▶ GIVEN PROBLEM
Exact repetition is required: output every record in full.

▶ STORED ROWS
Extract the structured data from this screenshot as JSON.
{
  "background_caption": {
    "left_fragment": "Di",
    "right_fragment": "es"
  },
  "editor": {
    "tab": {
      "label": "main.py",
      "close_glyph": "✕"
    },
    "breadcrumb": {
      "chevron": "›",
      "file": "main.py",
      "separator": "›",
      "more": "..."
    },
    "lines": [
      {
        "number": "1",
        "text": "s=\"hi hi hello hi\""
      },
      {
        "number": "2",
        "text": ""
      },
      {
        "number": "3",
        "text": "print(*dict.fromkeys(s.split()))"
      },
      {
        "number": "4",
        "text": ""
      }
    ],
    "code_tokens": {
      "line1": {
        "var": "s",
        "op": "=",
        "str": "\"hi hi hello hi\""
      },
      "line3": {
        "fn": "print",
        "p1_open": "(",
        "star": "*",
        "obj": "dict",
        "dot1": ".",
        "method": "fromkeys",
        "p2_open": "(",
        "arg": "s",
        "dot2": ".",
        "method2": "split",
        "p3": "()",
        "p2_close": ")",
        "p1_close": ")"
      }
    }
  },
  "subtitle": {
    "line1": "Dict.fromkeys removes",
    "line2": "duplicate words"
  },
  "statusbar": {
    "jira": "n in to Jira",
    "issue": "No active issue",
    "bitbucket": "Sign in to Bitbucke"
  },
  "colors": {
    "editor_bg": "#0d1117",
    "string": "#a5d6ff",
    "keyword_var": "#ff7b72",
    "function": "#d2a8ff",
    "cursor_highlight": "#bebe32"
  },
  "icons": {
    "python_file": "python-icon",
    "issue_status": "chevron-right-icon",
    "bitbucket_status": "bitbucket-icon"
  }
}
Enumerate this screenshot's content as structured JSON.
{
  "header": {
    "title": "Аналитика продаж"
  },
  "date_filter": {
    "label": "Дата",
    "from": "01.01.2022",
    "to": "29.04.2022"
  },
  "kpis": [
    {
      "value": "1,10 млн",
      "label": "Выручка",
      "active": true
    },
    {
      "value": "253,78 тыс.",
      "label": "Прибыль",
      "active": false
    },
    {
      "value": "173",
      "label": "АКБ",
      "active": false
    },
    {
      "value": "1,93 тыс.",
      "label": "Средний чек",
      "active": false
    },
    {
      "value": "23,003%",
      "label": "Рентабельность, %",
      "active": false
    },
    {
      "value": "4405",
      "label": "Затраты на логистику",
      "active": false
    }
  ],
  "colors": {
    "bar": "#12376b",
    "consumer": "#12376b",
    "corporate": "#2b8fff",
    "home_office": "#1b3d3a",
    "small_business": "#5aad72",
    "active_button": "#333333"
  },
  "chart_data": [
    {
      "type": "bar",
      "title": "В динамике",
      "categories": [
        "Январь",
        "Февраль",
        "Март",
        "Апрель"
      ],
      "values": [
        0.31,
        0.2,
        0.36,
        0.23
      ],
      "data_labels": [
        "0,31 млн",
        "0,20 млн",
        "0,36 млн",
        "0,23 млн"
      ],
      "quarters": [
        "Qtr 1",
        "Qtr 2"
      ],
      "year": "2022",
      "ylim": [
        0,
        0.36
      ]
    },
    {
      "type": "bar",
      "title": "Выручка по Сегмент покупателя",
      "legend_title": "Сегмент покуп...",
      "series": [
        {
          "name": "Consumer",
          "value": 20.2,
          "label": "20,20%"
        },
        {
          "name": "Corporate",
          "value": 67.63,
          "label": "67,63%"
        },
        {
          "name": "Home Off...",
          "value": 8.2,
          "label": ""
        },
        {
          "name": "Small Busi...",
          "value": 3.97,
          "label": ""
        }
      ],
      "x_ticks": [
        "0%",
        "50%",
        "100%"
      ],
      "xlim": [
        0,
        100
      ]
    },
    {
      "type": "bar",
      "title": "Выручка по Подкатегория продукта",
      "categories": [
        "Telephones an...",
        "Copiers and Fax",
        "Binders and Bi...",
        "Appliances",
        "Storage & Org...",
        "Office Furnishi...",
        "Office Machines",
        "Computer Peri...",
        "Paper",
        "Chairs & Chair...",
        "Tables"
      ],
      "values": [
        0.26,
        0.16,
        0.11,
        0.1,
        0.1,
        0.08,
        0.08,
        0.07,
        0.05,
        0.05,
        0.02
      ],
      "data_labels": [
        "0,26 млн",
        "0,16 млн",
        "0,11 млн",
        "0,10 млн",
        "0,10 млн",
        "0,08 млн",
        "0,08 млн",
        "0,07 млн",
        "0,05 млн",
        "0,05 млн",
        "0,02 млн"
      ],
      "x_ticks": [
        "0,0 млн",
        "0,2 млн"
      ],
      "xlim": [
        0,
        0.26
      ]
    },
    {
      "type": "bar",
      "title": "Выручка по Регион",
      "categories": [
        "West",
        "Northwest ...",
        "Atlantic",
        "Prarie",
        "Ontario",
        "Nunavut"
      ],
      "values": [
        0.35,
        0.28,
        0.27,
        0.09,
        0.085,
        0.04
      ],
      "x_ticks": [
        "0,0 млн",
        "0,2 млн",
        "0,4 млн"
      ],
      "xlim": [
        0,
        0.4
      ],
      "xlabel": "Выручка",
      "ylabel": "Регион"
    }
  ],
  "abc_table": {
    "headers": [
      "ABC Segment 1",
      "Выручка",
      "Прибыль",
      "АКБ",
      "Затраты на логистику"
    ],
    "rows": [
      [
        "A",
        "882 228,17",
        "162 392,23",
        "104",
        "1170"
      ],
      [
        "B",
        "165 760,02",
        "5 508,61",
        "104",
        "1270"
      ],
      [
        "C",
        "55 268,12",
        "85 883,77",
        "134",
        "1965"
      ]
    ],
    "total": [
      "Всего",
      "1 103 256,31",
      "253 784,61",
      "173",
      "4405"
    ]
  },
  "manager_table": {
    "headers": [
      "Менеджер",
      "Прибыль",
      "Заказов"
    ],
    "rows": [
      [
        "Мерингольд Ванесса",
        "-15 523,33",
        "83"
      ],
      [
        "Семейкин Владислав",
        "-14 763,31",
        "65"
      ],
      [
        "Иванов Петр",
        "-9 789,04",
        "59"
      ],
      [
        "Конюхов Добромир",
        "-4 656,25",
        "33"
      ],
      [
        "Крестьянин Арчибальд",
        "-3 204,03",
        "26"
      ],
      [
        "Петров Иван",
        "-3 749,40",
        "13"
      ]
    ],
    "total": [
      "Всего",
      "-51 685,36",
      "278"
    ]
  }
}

▶ FULL SOLUTION
Extract the structured data from this screenshot as JSON.
{
  "background_caption": {
    "left_fragment": "Di",
    "right_fragment": "es"
  },
  "editor": {
    "tab": {
      "label": "main.py",
      "close_glyph": "✕"
    },
    "breadcrumb": {
      "chevron": "›",
      "file": "main.py",
      "separator": "›",
      "more": "..."
    },
    "lines": [
      {
        "number": "1",
        "text": "s=\"hi hi hello hi\""
      },
      {
        "number": "2",
        "text": ""
      },
      {
        "number": "3",
        "text": "print(*dict.fromkeys(s.split()))"
      },
      {
        "number": "4",
        "text": ""
      }
    ],
    "code_tokens": {
      "line1": {
        "var": "s",
        "op": "=",
        "str": "\"hi hi hello hi\""
      },
      "line3": {
        "fn": "print",
        "p1_open": "(",
        "star": "*",
        "obj": "dict",
        "dot1": ".",
        "method": "fromkeys",
        "p2_open": "(",
        "arg": "s",
        "dot2": ".",
        "method2": "split",
        "p3": "()",
        "p2_close": ")",
        "p1_close": ")"
      }
    }
  },
  "subtitle": {
    "line1": "Dict.fromkeys removes",
    "line2": "duplicate words"
  },
  "statusbar": {
    "jira": "n in to Jira",
    "issue": "No active issue",
    "bitbucket": "Sign in to Bitbucke"
  },
  "colors": {
    "editor_bg": "#0d1117",
    "string": "#a5d6ff",
    "keyword_var": "#ff7b72",
    "function": "#d2a8ff",
    "cursor_highlight": "#bebe32"
  },
  "icons": {
    "python_file": "python-icon",
    "issue_status": "chevron-right-icon",
    "bitbucket_status": "bitbucket-icon"
  }
}
Enumerate this screenshot's content as structured JSON.
{
  "header": {
    "title": "Аналитика продаж"
  },
  "date_filter": {
    "label": "Дата",
    "from": "01.01.2022",
    "to": "29.04.2022"
  },
  "kpis": [
    {
      "value": "1,10 млн",
      "label": "Выручка",
      "active": true
    },
    {
      "value": "253,78 тыс.",
      "label": "Прибыль",
      "active": false
    },
    {
      "value": "173",
      "label": "АКБ",
      "active": false
    },
    {
      "value": "1,93 тыс.",
      "label": "Средний чек",
      "active": false
    },
    {
      "value": "23,003%",
      "label": "Рентабельность, %",
      "active": false
    },
    {
      "value": "4405",
      "label": "Затраты на логистику",
      "active": false
    }
  ],
  "colors": {
    "bar": "#12376b",
    "consumer": "#12376b",
    "corporate": "#2b8fff",
    "home_office": "#1b3d3a",
    "small_business": "#5aad72",
    "active_button": "#333333"
  },
  "chart_data": [
    {
      "type": "bar",
      "title": "В динамике",
      "categories": [
        "Январь",
        "Февраль",
        "Март",
        "Апрель"
      ],
      "values": [
        0.31,
        0.2,
        0.36,
        0.23
      ],
      "data_labels": [
        "0,31 млн",
        "0,20 млн",
        "0,36 млн",
        "0,23 млн"
      ],
      "quarters": [
        "Qtr 1",
        "Qtr 2"
      ],
      "year": "2022",
      "ylim": [
        0,
        0.36
      ]
    },
    {
      "type": "bar",
      "title": "Выручка по Сегмент покупателя",
      "legend_title": "Сегмент покуп...",
      "series": [
        {
          "name": "Consumer",
          "value": 20.2,
          "label": "20,20%"
        },
        {
          "name": "Corporate",
          "value": 67.63,
          "label": "67,63%"
        },
        {
          "name": "Home Off...",
          "value": 8.2,
          "label": ""
        },
        {
          "name": "Small Busi...",
          "value": 3.97,
          "label": ""
        }
      ],
      "x_ticks": [
        "0%",
        "50%",
        "100%"
      ],
      "xlim": [
        0,
        100
      ]
    },
    {
      "type": "bar",
      "title": "Выручка по Подкатегория продукта",
      "categories": [
        "Telephones an...",
        "Copiers and Fax",
        "Binders and Bi...",
        "Appliances",
        "Storage & Org...",
        "Office Furnishi...",
        "Office Machines",
        "Computer Peri...",
        "Paper",
        "Chairs & Chair...",
        "Tables"
      ],
      "values": [
        0.26,
        0.16,
        0.11,
        0.1,
        0.1,
        0.08,
        0.08,
        0.07,
        0.05,
        0.05,
        0.02
      ],
      "data_labels": [
        "0,26 млн",
        "0,16 млн",
        "0,11 млн",
        "0,10 млн",
        "0,10 млн",
        "0,08 млн",
        "0,08 млн",
        "0,07 млн",
        "0,05 млн",
        "0,05 млн",
        "0,02 млн"
      ],
      "x_ticks": [
        "0,0 млн",
        "0,2 млн"
      ],
      "xlim": [
        0,
        0.26
      ]
    },
    {
      "type": "bar",
      "title": "Выручка по Регион",
      "categories": [
        "West",
        "Northwest ...",
        "Atlantic",
        "Prarie",
        "Ontario",
        "Nunavut"
      ],
      "values": [
        0.35,
        0.28,
        0.27,
        0.09,
        0.085,
        0.04
      ],
      "x_ticks": [
        "0,0 млн",
        "0,2 млн",
        "0,4 млн"
      ],
      "xlim": [
        0,
        0.4
      ],
      "xlabel": "Выручка",
      "ylabel": "Регион"
    }
  ],
  "abc_table": {
    "headers": [
      "ABC Segment 1",
      "Выручка",
      "Прибыль",
      "АКБ",
      "Затраты на логистику"
    ],
    "rows": [
      [
        "A",
        "882 228,17",
        "162 392,23",
        "104",
        "1170"
      ],
      [
        "B",
        "165 760,02",
        "5 508,61",
        "104",
        "1270"
      ],
      [
        "C",
        "55 268,12",
        "85 883,77",
        "134",
        "1965"
      ]
    ],
    "total": [
      "Всего",
      "1 103 256,31",
      "253 784,61",
      "173",
      "4405"
    ]
  },
  "manager_table": {
    "headers": [
      "Менеджер",
      "Прибыль",
      "Заказов"
    ],
    "rows": [
      [
        "Мерингольд Ванесса",
        "-15 523,33",
        "83"
      ],
      [
        "Семейкин Владислав",
        "-14 763,31",
        "65"
      ],
      [
        "Иванов Петр",
        "-9 789,04",
        "59"
      ],
      [
        "Конюхов Добромир",
        "-4 656,25",
        "33"
      ],
      [
        "Крестьянин Арчибальд",
        "-3 204,03",
        "26"
      ],
      [
        "Петров Иван",
        "-3 749,40",
        "13"
      ]
    ],
    "total": [
      "Всего",
      "-51 685,36",
      "278"
    ]
  }
}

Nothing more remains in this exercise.